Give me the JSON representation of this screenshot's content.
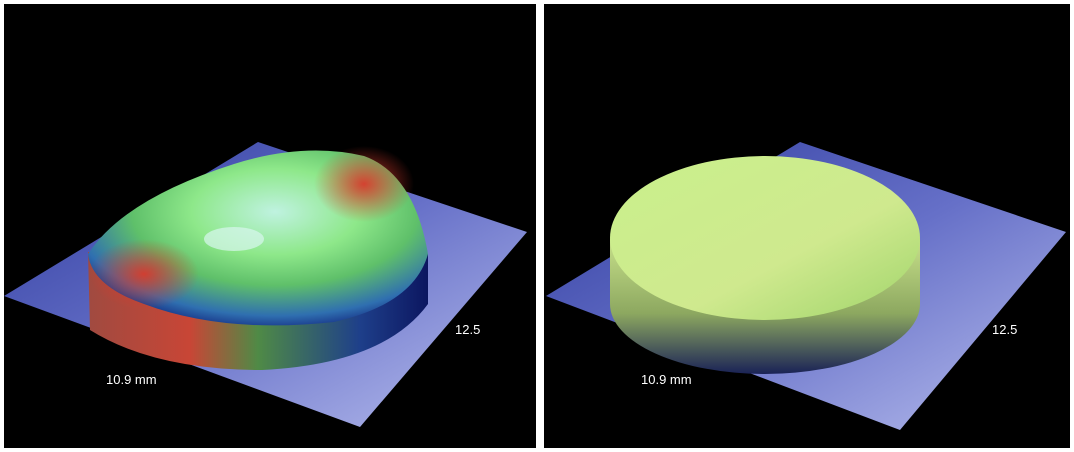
{
  "panels": [
    {
      "labels": [
        "10.9 mm",
        "12.5"
      ]
    },
    {
      "labels": [
        "10.9 mm",
        "12.5"
      ]
    }
  ]
}
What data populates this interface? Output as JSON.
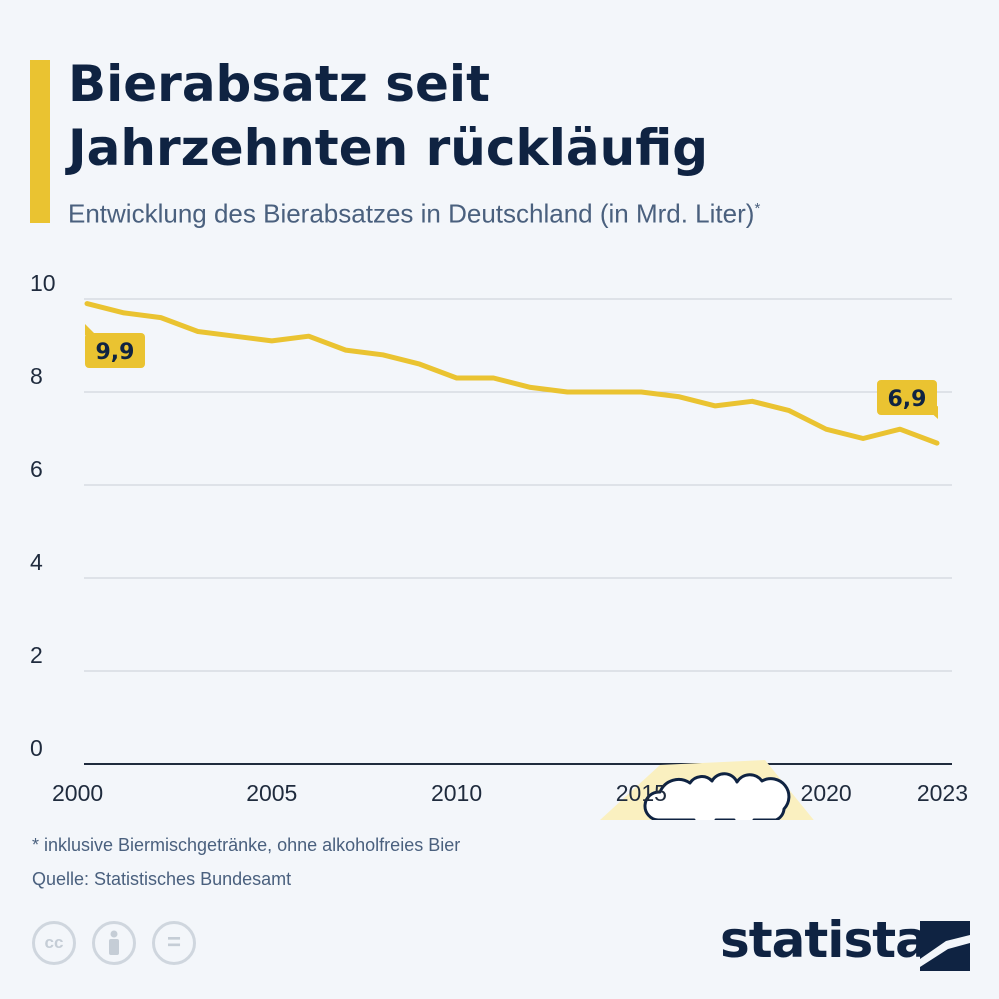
{
  "header": {
    "title_line1": "Bierabsatz seit",
    "title_line2": "Jahrzehnten rückläufig",
    "subtitle": "Entwicklung des Bierabsatzes in Deutschland (in Mrd. Liter)",
    "subtitle_mark": "*"
  },
  "chart_data": {
    "type": "line",
    "title": "Bierabsatz seit Jahrzehnten rückläufig",
    "subtitle": "Entwicklung des Bierabsatzes in Deutschland (in Mrd. Liter)",
    "x": [
      2000,
      2001,
      2002,
      2003,
      2004,
      2005,
      2006,
      2007,
      2008,
      2009,
      2010,
      2011,
      2012,
      2013,
      2014,
      2015,
      2016,
      2017,
      2018,
      2019,
      2020,
      2021,
      2022,
      2023
    ],
    "series": [
      {
        "values": [
          9.9,
          9.7,
          9.6,
          9.3,
          9.2,
          9.1,
          9.2,
          8.9,
          8.8,
          8.6,
          8.3,
          8.3,
          8.1,
          8.0,
          8.0,
          8.0,
          7.9,
          7.7,
          7.8,
          7.6,
          7.2,
          7.0,
          7.2,
          6.9
        ]
      }
    ],
    "ylim": [
      0,
      10
    ],
    "y_ticks": [
      "0",
      "2",
      "4",
      "6",
      "8",
      "10"
    ],
    "x_ticks": [
      "2000",
      "2005",
      "2010",
      "2015",
      "2020",
      "2023"
    ],
    "annotations": [
      {
        "x": 2000,
        "text": "9,9"
      },
      {
        "x": 2023,
        "text": "6,9"
      }
    ],
    "grid": true,
    "line_color": "#eac331"
  },
  "footnote": "* inklusive Biermischgetränke, ohne alkoholfreies Bier",
  "source": "Quelle: Statistisches Bundesamt",
  "license_icons": [
    "cc-icon",
    "attribution-icon",
    "no-derivatives-icon"
  ],
  "license_glyphs": {
    "cc": "cc",
    "nd": "="
  },
  "brand": {
    "name": "statista",
    "color": "#0f2342"
  },
  "colors": {
    "accent": "#eac331",
    "text": "#0f2342",
    "muted": "#4a607e",
    "grid": "#c9cfd6",
    "beer_bg": "#faf0c0"
  }
}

-- WHAT IS EXPECTED --
Copy out all the entries exactly. Images stay out of the copy.

-- FINAL RESULT --
Give me the JSON representation of this screenshot's content.
{
  "panels": [
    {
      "labels": [
        "10.9 mm",
        "12.5"
      ]
    },
    {
      "labels": [
        "10.9 mm",
        "12.5"
      ]
    }
  ]
}
What data populates this interface? Output as JSON.
{
  "header": {
    "title_line1": "Bierabsatz seit",
    "title_line2": "Jahrzehnten rückläufig",
    "subtitle": "Entwicklung des Bierabsatzes in Deutschland (in Mrd. Liter)",
    "subtitle_mark": "*"
  },
  "chart_data": {
    "type": "line",
    "title": "Bierabsatz seit Jahrzehnten rückläufig",
    "subtitle": "Entwicklung des Bierabsatzes in Deutschland (in Mrd. Liter)",
    "x": [
      2000,
      2001,
      2002,
      2003,
      2004,
      2005,
      2006,
      2007,
      2008,
      2009,
      2010,
      2011,
      2012,
      2013,
      2014,
      2015,
      2016,
      2017,
      2018,
      2019,
      2020,
      2021,
      2022,
      2023
    ],
    "series": [
      {
        "values": [
          9.9,
          9.7,
          9.6,
          9.3,
          9.2,
          9.1,
          9.2,
          8.9,
          8.8,
          8.6,
          8.3,
          8.3,
          8.1,
          8.0,
          8.0,
          8.0,
          7.9,
          7.7,
          7.8,
          7.6,
          7.2,
          7.0,
          7.2,
          6.9
        ]
      }
    ],
    "ylim": [
      0,
      10
    ],
    "y_ticks": [
      "0",
      "2",
      "4",
      "6",
      "8",
      "10"
    ],
    "x_ticks": [
      "2000",
      "2005",
      "2010",
      "2015",
      "2020",
      "2023"
    ],
    "annotations": [
      {
        "x": 2000,
        "text": "9,9"
      },
      {
        "x": 2023,
        "text": "6,9"
      }
    ],
    "grid": true,
    "line_color": "#eac331"
  },
  "footnote": "* inklusive Biermischgetränke, ohne alkoholfreies Bier",
  "source": "Quelle: Statistisches Bundesamt",
  "license_icons": [
    "cc-icon",
    "attribution-icon",
    "no-derivatives-icon"
  ],
  "license_glyphs": {
    "cc": "cc",
    "nd": "="
  },
  "brand": {
    "name": "statista",
    "color": "#0f2342"
  },
  "colors": {
    "accent": "#eac331",
    "text": "#0f2342",
    "muted": "#4a607e",
    "grid": "#c9cfd6",
    "beer_bg": "#faf0c0"
  }
}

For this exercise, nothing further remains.